[Extracts from a graphics dataset]
* begin *

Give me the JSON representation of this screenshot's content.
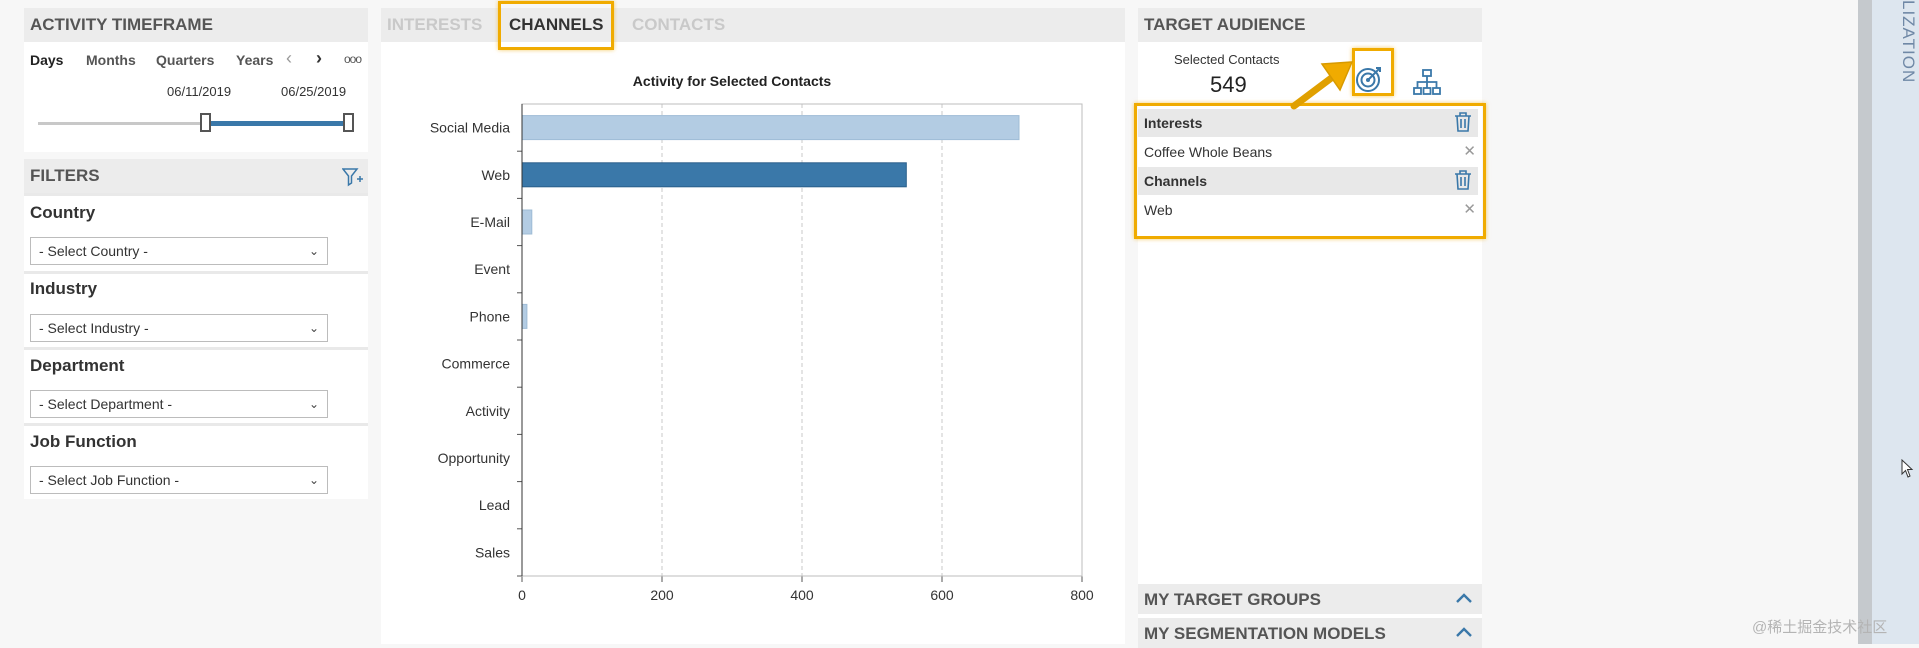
{
  "activity_timeframe": {
    "title": "ACTIVITY TIMEFRAME",
    "granularities": [
      "Days",
      "Months",
      "Quarters",
      "Years"
    ],
    "start_date": "06/11/2019",
    "end_date": "06/25/2019",
    "more_label": "ooo",
    "range_start_fraction": 0.53,
    "range_end_fraction": 1.0
  },
  "filters": {
    "title": "FILTERS",
    "items": [
      {
        "label": "Country",
        "placeholder": "- Select Country -"
      },
      {
        "label": "Industry",
        "placeholder": "- Select Industry -"
      },
      {
        "label": "Department",
        "placeholder": "- Select Department -"
      },
      {
        "label": "Job Function",
        "placeholder": "- Select Job Function -"
      }
    ]
  },
  "tabs": {
    "interests": "INTERESTS",
    "channels": "CHANNELS",
    "contacts": "CONTACTS",
    "active": "CHANNELS"
  },
  "chart_data": {
    "type": "bar",
    "orientation": "horizontal",
    "title": "Activity for Selected Contacts",
    "categories": [
      "Social Media",
      "Web",
      "E-Mail",
      "Event",
      "Phone",
      "Commerce",
      "Activity",
      "Opportunity",
      "Lead",
      "Sales"
    ],
    "values": [
      710,
      549,
      14,
      0,
      7,
      0,
      0,
      0,
      0,
      0
    ],
    "selected": [
      "Web"
    ],
    "xlim": [
      0,
      800
    ],
    "xticks": [
      0,
      200,
      400,
      600,
      800
    ],
    "grid": true,
    "colors": {
      "default": "#b3cce3",
      "selected": "#3a78a9"
    }
  },
  "target_audience": {
    "title": "TARGET AUDIENCE",
    "selected_contacts_label": "Selected Contacts",
    "selected_contacts_count": "549",
    "icons": [
      "target-icon",
      "hierarchy-icon"
    ],
    "groups": [
      {
        "category": "Interests",
        "values": [
          "Coffee Whole Beans"
        ]
      },
      {
        "category": "Channels",
        "values": [
          "Web"
        ]
      }
    ]
  },
  "bottom_sections": {
    "target_groups": "MY TARGET GROUPS",
    "segmentation_models": "MY SEGMENTATION MODELS"
  },
  "side_panel": {
    "label": "LIZATION"
  },
  "watermark": "@稀土掘金技术社区",
  "colors": {
    "accent": "#f0ab00",
    "bar_selected": "#3a78a9",
    "bar_default": "#b3cce3",
    "slider": "#3a78a9",
    "side_panel": "#dde6ef"
  }
}
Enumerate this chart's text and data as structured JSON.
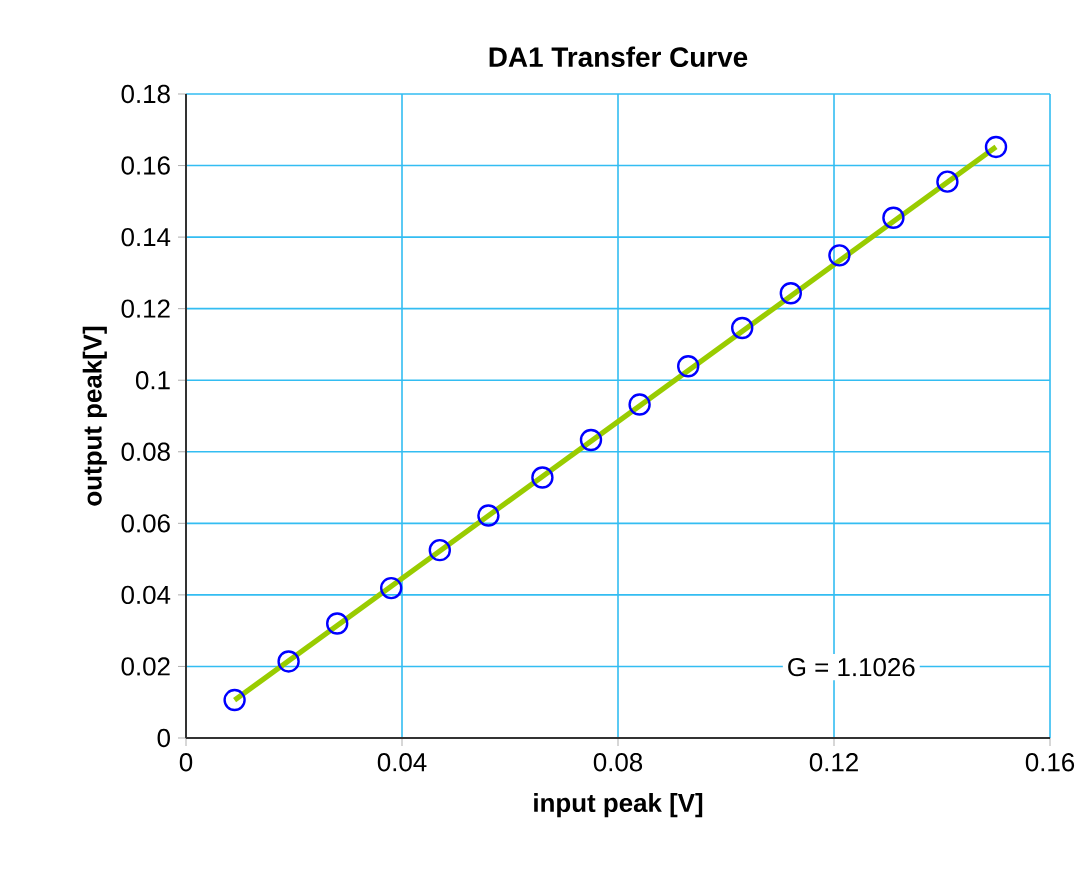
{
  "chart_data": {
    "type": "scatter",
    "title": "DA1 Transfer Curve",
    "xlabel": "input peak [V]",
    "ylabel": "output peak[V]",
    "annotations": [
      "G = 1.1026"
    ],
    "x": [
      0.009,
      0.019,
      0.028,
      0.038,
      0.047,
      0.056,
      0.066,
      0.075,
      0.084,
      0.093,
      0.103,
      0.112,
      0.121,
      0.131,
      0.141,
      0.15
    ],
    "series": [
      {
        "color": "#0000ff",
        "marker": "circle",
        "values": [
          0.0106,
          0.0214,
          0.032,
          0.0419,
          0.0525,
          0.0622,
          0.0728,
          0.0833,
          0.0932,
          0.1039,
          0.1146,
          0.1243,
          0.1349,
          0.1454,
          0.1555,
          0.1652
        ]
      },
      {
        "type": "line",
        "color": "#99cc00",
        "marker": "none",
        "x": [
          0.009,
          0.15
        ],
        "values": [
          0.0106,
          0.1652
        ]
      }
    ],
    "xlim": [
      0,
      0.16
    ],
    "ylim": [
      0,
      0.18
    ],
    "xticks": [
      0,
      0.04,
      0.08,
      0.12,
      0.16
    ],
    "yticks": [
      0,
      0.02,
      0.04,
      0.06,
      0.08,
      0.1,
      0.12,
      0.14,
      0.16,
      0.18
    ],
    "grid": true
  }
}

* end *

◆ **Task**
Reproduce all of the material above word for word. Omit the pictures.

◆ **Task answer**
Give me the JSON representation of this screenshot's content.
{
  "activity_timeframe": {
    "title": "ACTIVITY TIMEFRAME",
    "granularities": [
      "Days",
      "Months",
      "Quarters",
      "Years"
    ],
    "start_date": "06/11/2019",
    "end_date": "06/25/2019",
    "more_label": "ooo",
    "range_start_fraction": 0.53,
    "range_end_fraction": 1.0
  },
  "filters": {
    "title": "FILTERS",
    "items": [
      {
        "label": "Country",
        "placeholder": "- Select Country -"
      },
      {
        "label": "Industry",
        "placeholder": "- Select Industry -"
      },
      {
        "label": "Department",
        "placeholder": "- Select Department -"
      },
      {
        "label": "Job Function",
        "placeholder": "- Select Job Function -"
      }
    ]
  },
  "tabs": {
    "interests": "INTERESTS",
    "channels": "CHANNELS",
    "contacts": "CONTACTS",
    "active": "CHANNELS"
  },
  "chart_data": {
    "type": "bar",
    "orientation": "horizontal",
    "title": "Activity for Selected Contacts",
    "categories": [
      "Social Media",
      "Web",
      "E-Mail",
      "Event",
      "Phone",
      "Commerce",
      "Activity",
      "Opportunity",
      "Lead",
      "Sales"
    ],
    "values": [
      710,
      549,
      14,
      0,
      7,
      0,
      0,
      0,
      0,
      0
    ],
    "selected": [
      "Web"
    ],
    "xlim": [
      0,
      800
    ],
    "xticks": [
      0,
      200,
      400,
      600,
      800
    ],
    "grid": true,
    "colors": {
      "default": "#b3cce3",
      "selected": "#3a78a9"
    }
  },
  "target_audience": {
    "title": "TARGET AUDIENCE",
    "selected_contacts_label": "Selected Contacts",
    "selected_contacts_count": "549",
    "icons": [
      "target-icon",
      "hierarchy-icon"
    ],
    "groups": [
      {
        "category": "Interests",
        "values": [
          "Coffee Whole Beans"
        ]
      },
      {
        "category": "Channels",
        "values": [
          "Web"
        ]
      }
    ]
  },
  "bottom_sections": {
    "target_groups": "MY TARGET GROUPS",
    "segmentation_models": "MY SEGMENTATION MODELS"
  },
  "side_panel": {
    "label": "LIZATION"
  },
  "watermark": "@稀土掘金技术社区",
  "colors": {
    "accent": "#f0ab00",
    "bar_selected": "#3a78a9",
    "bar_default": "#b3cce3",
    "slider": "#3a78a9",
    "side_panel": "#dde6ef"
  }
}
Enumerate this chart's text and data as structured JSON.
{
  "chart_data": {
    "type": "scatter",
    "title": "DA1 Transfer Curve",
    "xlabel": "input peak [V]",
    "ylabel": "output peak[V]",
    "annotations": [
      "G = 1.1026"
    ],
    "x": [
      0.009,
      0.019,
      0.028,
      0.038,
      0.047,
      0.056,
      0.066,
      0.075,
      0.084,
      0.093,
      0.103,
      0.112,
      0.121,
      0.131,
      0.141,
      0.15
    ],
    "series": [
      {
        "color": "#0000ff",
        "marker": "circle",
        "values": [
          0.0106,
          0.0214,
          0.032,
          0.0419,
          0.0525,
          0.0622,
          0.0728,
          0.0833,
          0.0932,
          0.1039,
          0.1146,
          0.1243,
          0.1349,
          0.1454,
          0.1555,
          0.1652
        ]
      },
      {
        "type": "line",
        "color": "#99cc00",
        "marker": "none",
        "x": [
          0.009,
          0.15
        ],
        "values": [
          0.0106,
          0.1652
        ]
      }
    ],
    "xlim": [
      0,
      0.16
    ],
    "ylim": [
      0,
      0.18
    ],
    "xticks": [
      0,
      0.04,
      0.08,
      0.12,
      0.16
    ],
    "yticks": [
      0,
      0.02,
      0.04,
      0.06,
      0.08,
      0.1,
      0.12,
      0.14,
      0.16,
      0.18
    ],
    "grid": true
  }
}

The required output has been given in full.